Dataset entries:
○ ○ ○ ○ ○
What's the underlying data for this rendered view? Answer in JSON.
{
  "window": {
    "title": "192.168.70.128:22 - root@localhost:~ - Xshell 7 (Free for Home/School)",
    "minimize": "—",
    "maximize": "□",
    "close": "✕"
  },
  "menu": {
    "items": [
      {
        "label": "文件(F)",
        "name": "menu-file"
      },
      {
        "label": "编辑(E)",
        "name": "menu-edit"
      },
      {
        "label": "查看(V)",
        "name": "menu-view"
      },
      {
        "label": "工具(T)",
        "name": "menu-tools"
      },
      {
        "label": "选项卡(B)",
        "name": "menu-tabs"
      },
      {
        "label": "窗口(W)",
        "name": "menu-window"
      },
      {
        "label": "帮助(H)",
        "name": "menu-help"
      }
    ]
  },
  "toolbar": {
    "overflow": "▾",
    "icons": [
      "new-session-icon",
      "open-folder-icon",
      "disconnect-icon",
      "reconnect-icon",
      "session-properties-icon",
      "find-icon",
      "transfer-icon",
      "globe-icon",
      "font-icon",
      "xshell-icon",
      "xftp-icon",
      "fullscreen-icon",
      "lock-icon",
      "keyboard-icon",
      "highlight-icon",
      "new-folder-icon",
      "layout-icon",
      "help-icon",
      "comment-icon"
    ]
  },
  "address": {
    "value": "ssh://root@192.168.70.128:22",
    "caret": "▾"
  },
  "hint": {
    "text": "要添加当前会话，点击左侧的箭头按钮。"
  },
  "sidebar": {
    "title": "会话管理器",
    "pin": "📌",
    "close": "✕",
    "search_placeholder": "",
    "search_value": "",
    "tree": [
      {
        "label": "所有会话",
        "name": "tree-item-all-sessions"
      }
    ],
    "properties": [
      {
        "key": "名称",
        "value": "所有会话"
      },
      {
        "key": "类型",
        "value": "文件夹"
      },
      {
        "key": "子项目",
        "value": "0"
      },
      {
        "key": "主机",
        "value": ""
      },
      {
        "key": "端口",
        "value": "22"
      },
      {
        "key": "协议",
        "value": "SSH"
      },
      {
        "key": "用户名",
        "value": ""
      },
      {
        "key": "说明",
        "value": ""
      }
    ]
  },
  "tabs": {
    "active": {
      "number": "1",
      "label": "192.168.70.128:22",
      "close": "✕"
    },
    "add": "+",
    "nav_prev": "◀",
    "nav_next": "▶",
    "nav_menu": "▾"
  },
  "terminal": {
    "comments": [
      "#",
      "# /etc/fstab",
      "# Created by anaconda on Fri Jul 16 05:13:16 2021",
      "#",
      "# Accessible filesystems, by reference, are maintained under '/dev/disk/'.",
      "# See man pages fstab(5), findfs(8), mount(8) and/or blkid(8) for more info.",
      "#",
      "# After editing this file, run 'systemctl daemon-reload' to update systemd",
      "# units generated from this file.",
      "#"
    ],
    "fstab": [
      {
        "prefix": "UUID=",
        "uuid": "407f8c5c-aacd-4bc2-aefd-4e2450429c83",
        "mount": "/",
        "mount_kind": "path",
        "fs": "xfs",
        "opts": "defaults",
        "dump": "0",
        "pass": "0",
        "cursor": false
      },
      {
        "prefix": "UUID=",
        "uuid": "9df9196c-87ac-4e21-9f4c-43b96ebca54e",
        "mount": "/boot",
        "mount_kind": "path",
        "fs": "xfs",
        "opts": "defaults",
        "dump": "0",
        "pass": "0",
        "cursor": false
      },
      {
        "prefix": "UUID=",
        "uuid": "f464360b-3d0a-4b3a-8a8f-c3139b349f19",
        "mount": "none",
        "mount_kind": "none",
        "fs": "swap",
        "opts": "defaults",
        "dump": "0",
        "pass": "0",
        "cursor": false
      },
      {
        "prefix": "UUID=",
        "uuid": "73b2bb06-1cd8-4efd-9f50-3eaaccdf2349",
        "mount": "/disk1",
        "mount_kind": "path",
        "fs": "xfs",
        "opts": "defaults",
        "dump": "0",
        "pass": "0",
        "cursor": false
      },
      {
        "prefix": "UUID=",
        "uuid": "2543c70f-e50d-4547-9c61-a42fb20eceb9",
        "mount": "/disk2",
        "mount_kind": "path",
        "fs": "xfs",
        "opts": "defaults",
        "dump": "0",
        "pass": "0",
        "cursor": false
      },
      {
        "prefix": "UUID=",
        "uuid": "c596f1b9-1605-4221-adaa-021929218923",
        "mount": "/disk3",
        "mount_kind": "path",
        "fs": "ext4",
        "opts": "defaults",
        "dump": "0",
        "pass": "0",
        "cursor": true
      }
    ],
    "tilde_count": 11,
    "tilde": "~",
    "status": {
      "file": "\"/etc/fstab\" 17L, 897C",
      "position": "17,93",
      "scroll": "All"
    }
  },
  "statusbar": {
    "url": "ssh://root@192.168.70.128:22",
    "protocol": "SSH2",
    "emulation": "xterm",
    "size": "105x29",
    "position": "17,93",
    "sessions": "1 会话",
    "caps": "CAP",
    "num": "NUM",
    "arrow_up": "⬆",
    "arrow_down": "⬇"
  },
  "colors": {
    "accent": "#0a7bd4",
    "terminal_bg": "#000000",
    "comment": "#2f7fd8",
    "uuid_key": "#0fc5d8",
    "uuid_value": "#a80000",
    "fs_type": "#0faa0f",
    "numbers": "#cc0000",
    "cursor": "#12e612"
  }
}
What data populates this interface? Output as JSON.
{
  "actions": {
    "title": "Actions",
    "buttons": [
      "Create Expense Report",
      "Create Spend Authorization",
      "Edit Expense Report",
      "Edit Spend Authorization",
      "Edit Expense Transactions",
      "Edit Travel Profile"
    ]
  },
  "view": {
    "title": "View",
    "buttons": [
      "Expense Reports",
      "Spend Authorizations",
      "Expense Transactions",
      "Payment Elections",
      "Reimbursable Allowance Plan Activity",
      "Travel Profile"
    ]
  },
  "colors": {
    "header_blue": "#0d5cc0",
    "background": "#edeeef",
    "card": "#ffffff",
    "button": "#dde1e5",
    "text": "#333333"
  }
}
○ ○ ○ ○ ○
TASK INSTRUCTIONS =
Filter out every line that lacks the word "sessions", and copy the rest.

FULL SOLUTION =
        "name": "tree-item-all-sessions"
    "sessions": "1 会话",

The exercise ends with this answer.